What is being asked »
Write out all the entries word for word, but skip any images.

>> start Provided information

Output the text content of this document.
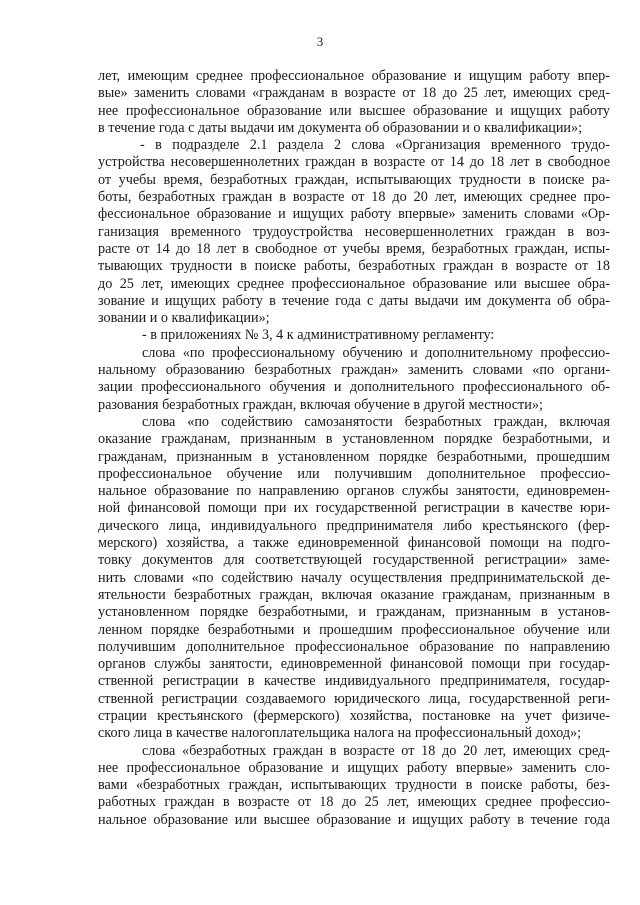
3
лет, имеющим среднее профессиональное образование и ищущим работу впер-
вые» заменить словами «гражданам в возрасте от 18 до 25 лет, имеющих сред-
нее профессиональное образование или высшее образование и ищущих работу
в течение года с даты выдачи им документа об образовании и о квалификации»;
- в подразделе 2.1 раздела 2 слова «Организация временного трудо-
устройства несовершеннолетних граждан в возрасте от 14 до 18 лет в свободное
от учебы время, безработных граждан, испытывающих трудности в поиске ра-
боты, безработных граждан в возрасте от 18 до 20 лет, имеющих среднее про-
фессиональное образование и ищущих работу впервые» заменить словами «Ор-
ганизация временного трудоустройства несовершеннолетних граждан в воз-
расте от 14 до 18 лет в свободное от учебы время, безработных граждан, испы-
тывающих трудности в поиске работы, безработных граждан в возрасте от 18
до 25 лет, имеющих среднее профессиональное образование или высшее обра-
зование и ищущих работу в течение года с даты выдачи им документа об обра-
зовании и о квалификации»;
- в приложениях № 3, 4 к административному регламенту:
слова «по профессиональному обучению и дополнительному профессио-
нальному образованию безработных граждан» заменить словами «по органи-
зации профессионального обучения и дополнительного профессионального об-
разования безработных граждан, включая обучение в другой местности»;
слова «по содействию самозанятости безработных граждан, включая
оказание гражданам, признанным в установленном порядке безработными, и
гражданам, признанным в установленном порядке безработными, прошедшим
профессиональное обучение или получившим дополнительное профессио-
нальное образование по направлению органов службы занятости, единовремен-
ной финансовой помощи при их государственной регистрации в качестве юри-
дического лица, индивидуального предпринимателя либо крестьянского (фер-
мерского) хозяйства, а также единовременной финансовой помощи на подго-
товку документов для соответствующей государственной регистрации» заме-
нить словами «по содействию началу осуществления предпринимательской де-
ятельности безработных граждан, включая оказание гражданам, признанным в
установленном порядке безработными, и гражданам, признанным в установ-
ленном порядке безработными и прошедшим профессиональное обучение или
получившим дополнительное профессиональное образование по направлению
органов службы занятости, единовременной финансовой помощи при государ-
ственной регистрации в качестве индивидуального предпринимателя, государ-
ственной регистрации создаваемого юридического лица, государственной реги-
страции крестьянского (фермерского) хозяйства, постановке на учет физиче-
ского лица в качестве налогоплательщика налога на профессиональный доход»;
слова «безработных граждан в возрасте от 18 до 20 лет, имеющих сред-
нее профессиональное образование и ищущих работу впервые» заменить сло-
вами «безработных граждан, испытывающих трудности в поиске работы, без-
работных граждан в возрасте от 18 до 25 лет, имеющих среднее профессио-
нальное образование или высшее образование и ищущих работу в течение года
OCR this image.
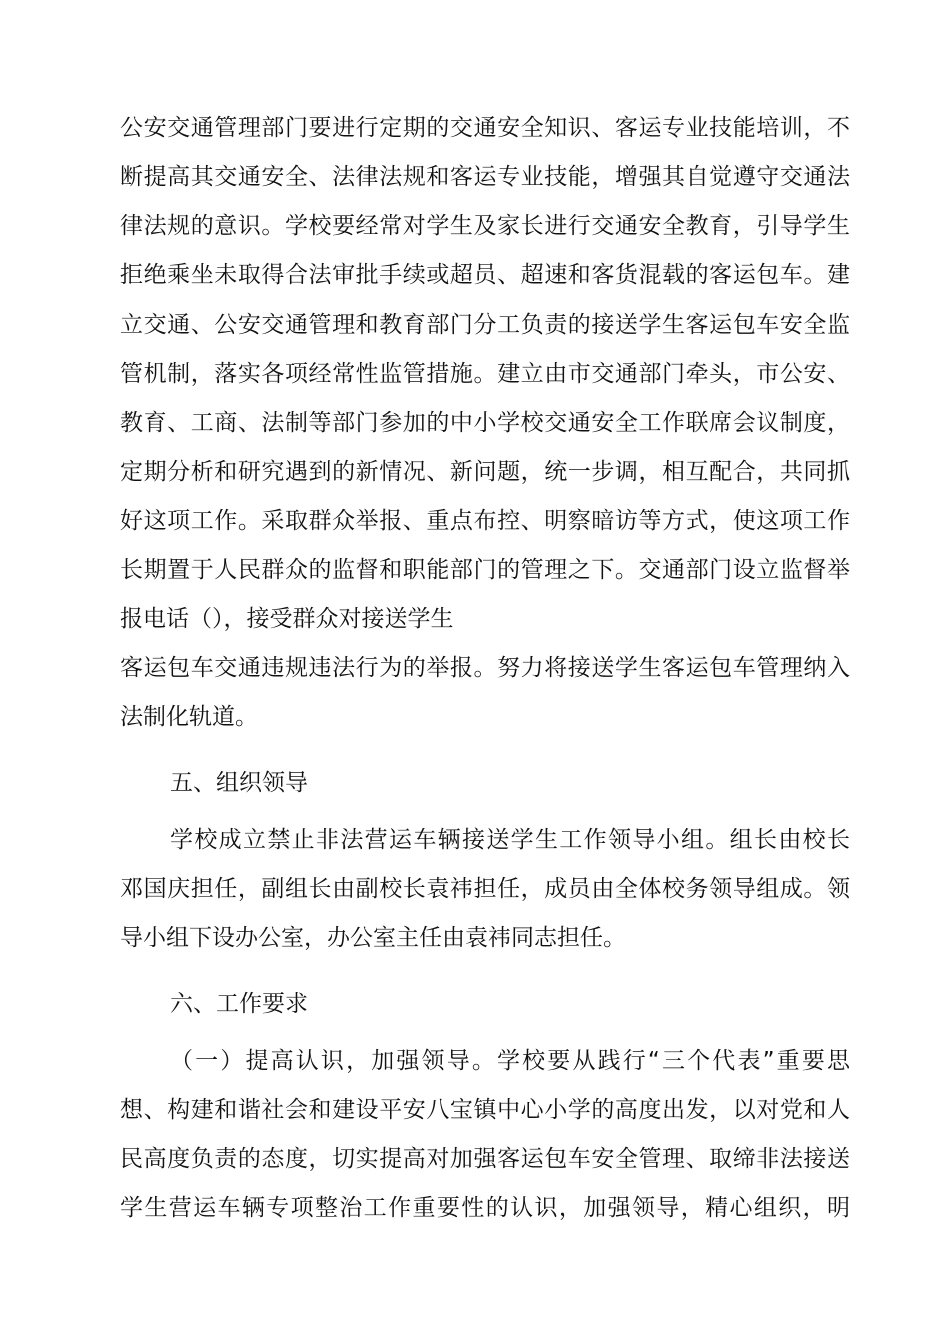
公安交通管理部门要进行定期的交通安全知识、客运专业技能培训，不
断提高其交通安全、法律法规和客运专业技能，增强其自觉遵守交通法
律法规的意识。学校要经常对学生及家长进行交通安全教育，引导学生
拒绝乘坐未取得合法审批手续或超员、超速和客货混载的客运包车。建
立交通、公安交通管理和教育部门分工负责的接送学生客运包车安全监
管机制，落实各项经常性监管措施。建立由市交通部门牵头，市公安、
教育、工商、法制等部门参加的中小学校交通安全工作联席会议制度，
定期分析和研究遇到的新情况、新问题，统一步调，相互配合，共同抓
好这项工作。采取群众举报、重点布控、明察暗访等方式，使这项工作
长期置于人民群众的监督和职能部门的管理之下。交通部门设立监督举
报电话（），接受群众对接送学生
客运包车交通违规违法行为的举报。努力将接送学生客运包车管理纳入
法制化轨道。
五、组织领导
学校成立禁止非法营运车辆接送学生工作领导小组。组长由校长
邓国庆担任，副组长由副校长袁祎担任，成员由全体校务领导组成。领
导小组下设办公室，办公室主任由袁祎同志担任。
六、工作要求
（一）提高认识，加强领导。学校要从践行“三个代表”重要思
想、构建和谐社会和建设平安八宝镇中心小学的高度出发，以对党和人
民高度负责的态度，切实提高对加强客运包车安全管理、取缔非法接送
学生营运车辆专项整治工作重要性的认识，加强领导，精心组织，明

>> end Provided information

Complete response »
Output the text content of this document.
3
лет, имеющим среднее профессиональное образование и ищущим работу впер-
вые» заменить словами «гражданам в возрасте от 18 до 25 лет, имеющих сред-
нее профессиональное образование или высшее образование и ищущих работу
в течение года с даты выдачи им документа об образовании и о квалификации»;
- в подразделе 2.1 раздела 2 слова «Организация временного трудо-
устройства несовершеннолетних граждан в возрасте от 14 до 18 лет в свободное
от учебы время, безработных граждан, испытывающих трудности в поиске ра-
боты, безработных граждан в возрасте от 18 до 20 лет, имеющих среднее про-
фессиональное образование и ищущих работу впервые» заменить словами «Ор-
ганизация временного трудоустройства несовершеннолетних граждан в воз-
расте от 14 до 18 лет в свободное от учебы время, безработных граждан, испы-
тывающих трудности в поиске работы, безработных граждан в возрасте от 18
до 25 лет, имеющих среднее профессиональное образование или высшее обра-
зование и ищущих работу в течение года с даты выдачи им документа об обра-
зовании и о квалификации»;
- в приложениях № 3, 4 к административному регламенту:
слова «по профессиональному обучению и дополнительному профессио-
нальному образованию безработных граждан» заменить словами «по органи-
зации профессионального обучения и дополнительного профессионального об-
разования безработных граждан, включая обучение в другой местности»;
слова «по содействию самозанятости безработных граждан, включая
оказание гражданам, признанным в установленном порядке безработными, и
гражданам, признанным в установленном порядке безработными, прошедшим
профессиональное обучение или получившим дополнительное профессио-
нальное образование по направлению органов службы занятости, единовремен-
ной финансовой помощи при их государственной регистрации в качестве юри-
дического лица, индивидуального предпринимателя либо крестьянского (фер-
мерского) хозяйства, а также единовременной финансовой помощи на подго-
товку документов для соответствующей государственной регистрации» заме-
нить словами «по содействию началу осуществления предпринимательской де-
ятельности безработных граждан, включая оказание гражданам, признанным в
установленном порядке безработными, и гражданам, признанным в установ-
ленном порядке безработными и прошедшим профессиональное обучение или
получившим дополнительное профессиональное образование по направлению
органов службы занятости, единовременной финансовой помощи при государ-
ственной регистрации в качестве индивидуального предпринимателя, государ-
ственной регистрации создаваемого юридического лица, государственной реги-
страции крестьянского (фермерского) хозяйства, постановке на учет физиче-
ского лица в качестве налогоплательщика налога на профессиональный доход»;
слова «безработных граждан в возрасте от 18 до 20 лет, имеющих сред-
нее профессиональное образование и ищущих работу впервые» заменить сло-
вами «безработных граждан, испытывающих трудности в поиске работы, без-
работных граждан в возрасте от 18 до 25 лет, имеющих среднее профессио-
нальное образование или высшее образование и ищущих работу в течение года
OCR this image.
公安交通管理部门要进行定期的交通安全知识、客运专业技能培训，不
断提高其交通安全、法律法规和客运专业技能，增强其自觉遵守交通法
律法规的意识。学校要经常对学生及家长进行交通安全教育，引导学生
拒绝乘坐未取得合法审批手续或超员、超速和客货混载的客运包车。建
立交通、公安交通管理和教育部门分工负责的接送学生客运包车安全监
管机制，落实各项经常性监管措施。建立由市交通部门牵头，市公安、
教育、工商、法制等部门参加的中小学校交通安全工作联席会议制度，
定期分析和研究遇到的新情况、新问题，统一步调，相互配合，共同抓
好这项工作。采取群众举报、重点布控、明察暗访等方式，使这项工作
长期置于人民群众的监督和职能部门的管理之下。交通部门设立监督举
报电话（），接受群众对接送学生
客运包车交通违规违法行为的举报。努力将接送学生客运包车管理纳入
法制化轨道。
五、组织领导
学校成立禁止非法营运车辆接送学生工作领导小组。组长由校长
邓国庆担任，副组长由副校长袁祎担任，成员由全体校务领导组成。领
导小组下设办公室，办公室主任由袁祎同志担任。
六、工作要求
（一）提高认识，加强领导。学校要从践行“三个代表”重要思
想、构建和谐社会和建设平安八宝镇中心小学的高度出发，以对党和人
民高度负责的态度，切实提高对加强客运包车安全管理、取缔非法接送
学生营运车辆专项整治工作重要性的认识，加强领导，精心组织，明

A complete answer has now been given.